A 16-step grid becomes 16 bytes. A 256-step grid becomes 256 bytes. No intelligence, no savings. This is the baseline.
Verdict: Honest, but unambitious.
Round 2: Run-Length Encoding
RLE encodes streaks — "42 zeros, then 1 one, then 3 zeros..." Works great for fax machines and pixel art. Works terribly for drum beats.
Why? A kick pattern like 1000100010001000 has short alternating runs. Each run needs a value byte and a count byte. A 16-step beat ballooned to 66 bytes. That's 4× worse than raw bitpacking.
Verdict: Showed up to a knife fight with a spoon.
Round 3: Deflate and Brotli
The heavy hitters — the algorithms behind gzip, ZIP files, and HTTP compression. Surely they'd crush this little grid?
Nope. On a 16-step beat:
- Deflate: 31 bytes (nearly 2× worse than raw)
- Brotli: 23 bytes (still worse than raw)
The problem is overhead. These compressors ship a whole toolbox with every output — Huffman tables, dictionary headers, block markers. That toolbox weighs more than the actual data. They're built for compressing web pages, not 16-byte grids.
Verdict: Bringing a semi truck to deliver a letter.
Round 4: Arithmetic Coding
Instead of assigning fixed codes to symbols (like Huffman does), arithmetic coding represents the entire message as a single number between 0 and 1. Each bit narrows the interval:

More probable symbols barely move the interval — cheap. Rare symbols squeeze it hard — expensive, but rare. The final interval width tells you how many bits you need. Gets within 1–2 bits of Shannon's theoretical limit.
Verdict: Getting somewhere.
────────────────────────────────────────
▶ Task set
**A)** Please list every verdict the compression text gives, quoting each one.
**B)** Summarize the compression text in two sentences.

Dataset items
────────────────────────────────────────
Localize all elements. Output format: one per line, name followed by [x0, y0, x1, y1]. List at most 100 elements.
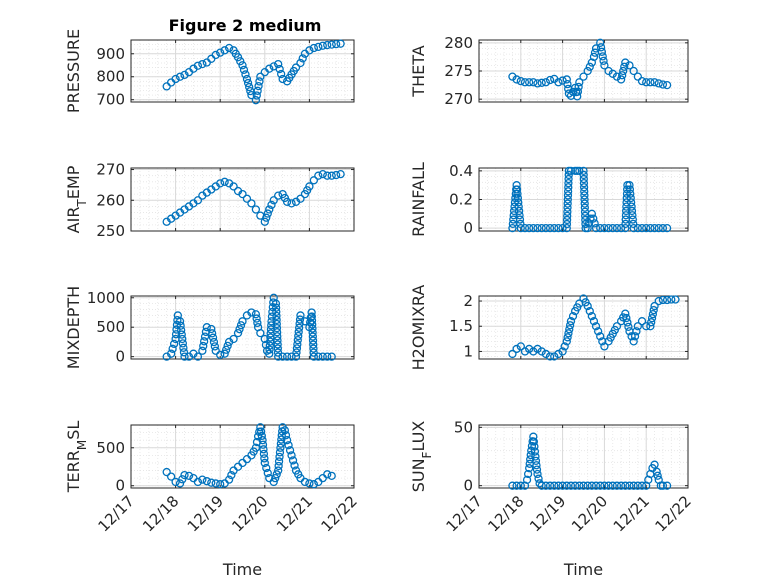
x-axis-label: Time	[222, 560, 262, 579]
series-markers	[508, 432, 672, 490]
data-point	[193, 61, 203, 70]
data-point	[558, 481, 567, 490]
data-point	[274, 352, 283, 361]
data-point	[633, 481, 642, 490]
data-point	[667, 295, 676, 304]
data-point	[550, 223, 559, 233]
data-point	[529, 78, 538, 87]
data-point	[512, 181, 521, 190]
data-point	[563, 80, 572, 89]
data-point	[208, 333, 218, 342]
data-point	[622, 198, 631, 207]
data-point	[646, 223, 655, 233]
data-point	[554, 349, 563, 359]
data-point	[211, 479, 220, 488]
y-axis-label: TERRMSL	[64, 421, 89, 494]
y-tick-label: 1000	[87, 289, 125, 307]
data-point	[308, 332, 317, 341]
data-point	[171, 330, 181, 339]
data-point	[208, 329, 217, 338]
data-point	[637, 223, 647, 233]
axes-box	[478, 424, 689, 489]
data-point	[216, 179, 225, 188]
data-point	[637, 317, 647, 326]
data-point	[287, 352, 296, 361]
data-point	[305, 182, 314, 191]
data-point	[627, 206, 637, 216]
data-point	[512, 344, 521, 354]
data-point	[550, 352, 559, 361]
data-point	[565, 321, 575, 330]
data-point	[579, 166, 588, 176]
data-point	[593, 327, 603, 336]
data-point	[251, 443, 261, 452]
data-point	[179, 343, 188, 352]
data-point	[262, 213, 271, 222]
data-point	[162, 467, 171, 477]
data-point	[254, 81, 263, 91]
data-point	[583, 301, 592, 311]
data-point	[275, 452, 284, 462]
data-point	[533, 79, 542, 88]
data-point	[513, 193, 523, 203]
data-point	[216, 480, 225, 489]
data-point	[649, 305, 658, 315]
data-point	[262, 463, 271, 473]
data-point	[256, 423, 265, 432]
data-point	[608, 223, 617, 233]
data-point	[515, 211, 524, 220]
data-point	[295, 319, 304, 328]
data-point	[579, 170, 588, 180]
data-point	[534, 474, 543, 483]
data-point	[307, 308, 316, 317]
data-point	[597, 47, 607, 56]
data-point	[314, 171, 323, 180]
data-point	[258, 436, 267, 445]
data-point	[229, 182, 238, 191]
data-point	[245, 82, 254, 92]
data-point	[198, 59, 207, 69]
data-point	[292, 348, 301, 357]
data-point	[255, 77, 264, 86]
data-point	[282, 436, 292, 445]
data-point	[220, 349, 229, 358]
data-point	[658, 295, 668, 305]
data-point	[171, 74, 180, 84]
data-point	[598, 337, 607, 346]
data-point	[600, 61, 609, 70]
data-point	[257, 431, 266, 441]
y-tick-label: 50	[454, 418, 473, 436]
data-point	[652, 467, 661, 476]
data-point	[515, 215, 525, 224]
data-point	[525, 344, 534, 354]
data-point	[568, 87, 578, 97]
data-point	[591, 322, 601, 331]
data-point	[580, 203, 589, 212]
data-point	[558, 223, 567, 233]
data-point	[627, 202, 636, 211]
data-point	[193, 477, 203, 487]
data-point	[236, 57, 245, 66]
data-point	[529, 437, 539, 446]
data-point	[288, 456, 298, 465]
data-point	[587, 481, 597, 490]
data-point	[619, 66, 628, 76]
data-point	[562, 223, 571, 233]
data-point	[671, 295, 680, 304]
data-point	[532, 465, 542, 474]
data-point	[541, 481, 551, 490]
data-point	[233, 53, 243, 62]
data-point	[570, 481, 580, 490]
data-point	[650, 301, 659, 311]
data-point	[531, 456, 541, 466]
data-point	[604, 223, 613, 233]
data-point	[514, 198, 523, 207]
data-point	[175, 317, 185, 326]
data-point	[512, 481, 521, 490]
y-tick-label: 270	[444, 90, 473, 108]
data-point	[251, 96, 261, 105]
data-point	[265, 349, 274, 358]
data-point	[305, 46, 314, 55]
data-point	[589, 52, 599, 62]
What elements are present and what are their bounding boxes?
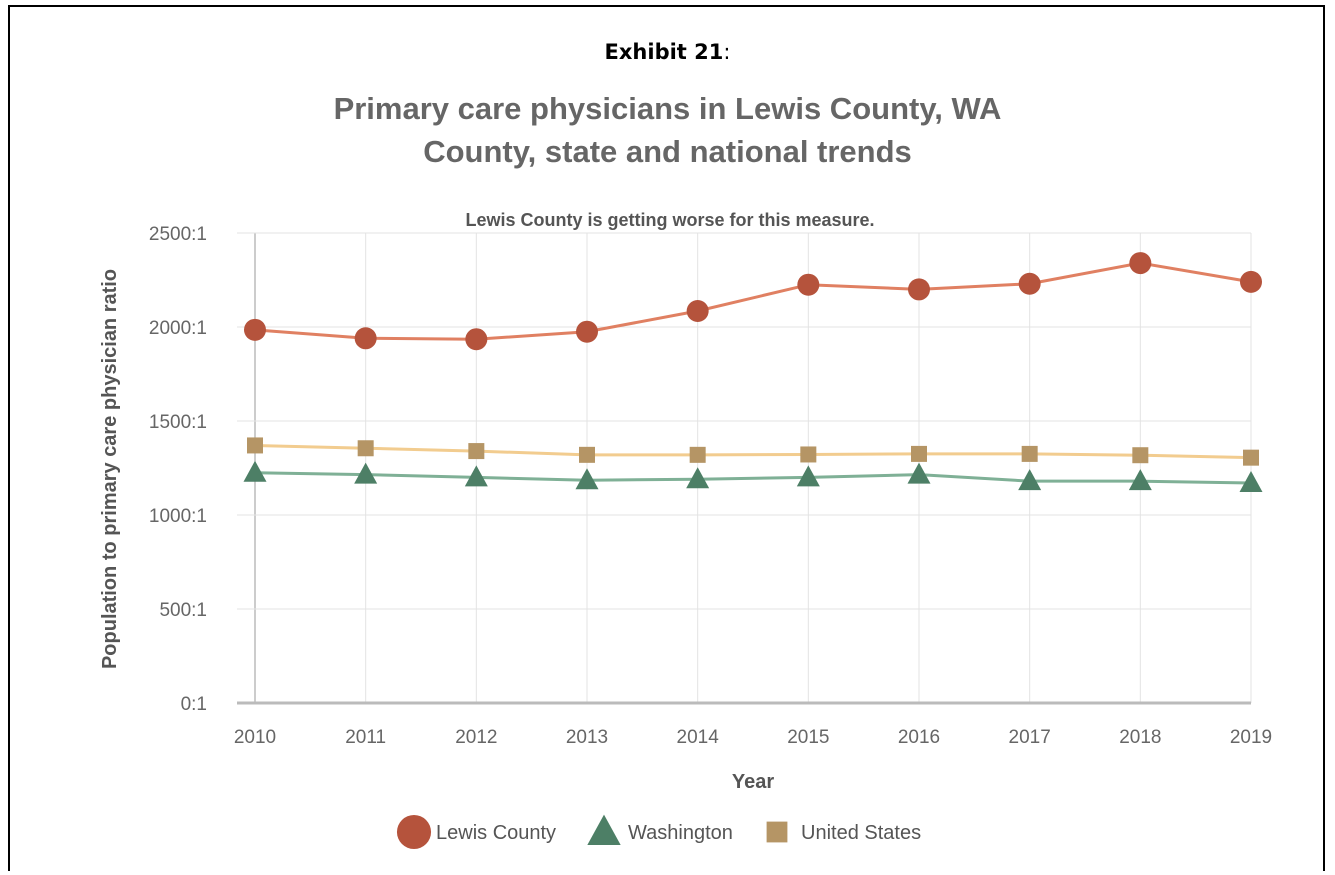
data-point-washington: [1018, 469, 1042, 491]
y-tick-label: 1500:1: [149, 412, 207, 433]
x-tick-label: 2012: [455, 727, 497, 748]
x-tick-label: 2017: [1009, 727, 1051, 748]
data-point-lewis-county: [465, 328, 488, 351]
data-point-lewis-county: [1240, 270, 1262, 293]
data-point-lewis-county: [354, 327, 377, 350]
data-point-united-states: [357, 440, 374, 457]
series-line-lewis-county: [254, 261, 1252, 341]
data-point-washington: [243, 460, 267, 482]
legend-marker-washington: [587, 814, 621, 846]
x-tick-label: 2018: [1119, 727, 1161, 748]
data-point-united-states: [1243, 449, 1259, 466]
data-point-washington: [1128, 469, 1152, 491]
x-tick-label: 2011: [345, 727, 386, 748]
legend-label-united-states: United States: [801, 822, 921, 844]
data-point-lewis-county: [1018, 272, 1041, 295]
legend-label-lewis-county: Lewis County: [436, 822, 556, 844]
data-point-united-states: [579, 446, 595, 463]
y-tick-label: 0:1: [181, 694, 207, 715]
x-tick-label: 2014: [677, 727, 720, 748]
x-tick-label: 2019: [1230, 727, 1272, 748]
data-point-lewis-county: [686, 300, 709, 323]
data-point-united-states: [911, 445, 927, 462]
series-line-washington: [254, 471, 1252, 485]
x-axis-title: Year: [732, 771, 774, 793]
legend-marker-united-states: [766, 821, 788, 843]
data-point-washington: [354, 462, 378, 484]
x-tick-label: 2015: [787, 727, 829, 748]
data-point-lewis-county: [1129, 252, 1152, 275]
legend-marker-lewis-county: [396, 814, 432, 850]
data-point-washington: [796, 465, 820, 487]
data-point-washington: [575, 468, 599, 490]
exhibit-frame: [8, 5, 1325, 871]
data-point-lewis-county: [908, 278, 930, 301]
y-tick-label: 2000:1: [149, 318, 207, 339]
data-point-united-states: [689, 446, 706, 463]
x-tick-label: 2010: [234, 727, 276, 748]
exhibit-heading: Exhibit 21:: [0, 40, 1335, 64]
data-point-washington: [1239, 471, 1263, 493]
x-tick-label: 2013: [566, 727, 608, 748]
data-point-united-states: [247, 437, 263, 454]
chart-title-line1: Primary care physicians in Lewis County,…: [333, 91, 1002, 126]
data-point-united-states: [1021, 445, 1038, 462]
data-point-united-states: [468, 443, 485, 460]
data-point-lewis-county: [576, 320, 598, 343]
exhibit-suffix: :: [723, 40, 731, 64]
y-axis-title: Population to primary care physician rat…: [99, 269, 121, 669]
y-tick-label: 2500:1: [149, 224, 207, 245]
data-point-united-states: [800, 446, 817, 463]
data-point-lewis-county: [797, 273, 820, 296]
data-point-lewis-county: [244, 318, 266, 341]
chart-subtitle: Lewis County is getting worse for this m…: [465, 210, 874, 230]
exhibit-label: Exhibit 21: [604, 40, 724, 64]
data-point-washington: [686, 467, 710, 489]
────────────────────────────────────────
▶ The replies
**A)**
- Honest, but unambitious.
- Showed up to a knife fight with a spoon.
- Bringing a semi truck to deliver a letter.
- Getting somewhere.

**B)** Raw bitpacking is the baseline, storing a 16-step grid in 16 bytes. Run-length encoding inflates a 16-step beat to 66 bytes, and Deflate and Brotli also end up worse than raw because their overhead outweighs the data, while arithmetic coding represents the whole message as a single number between 0 and 1 and gets within 1–2 bits of Shannon's theoretical limit.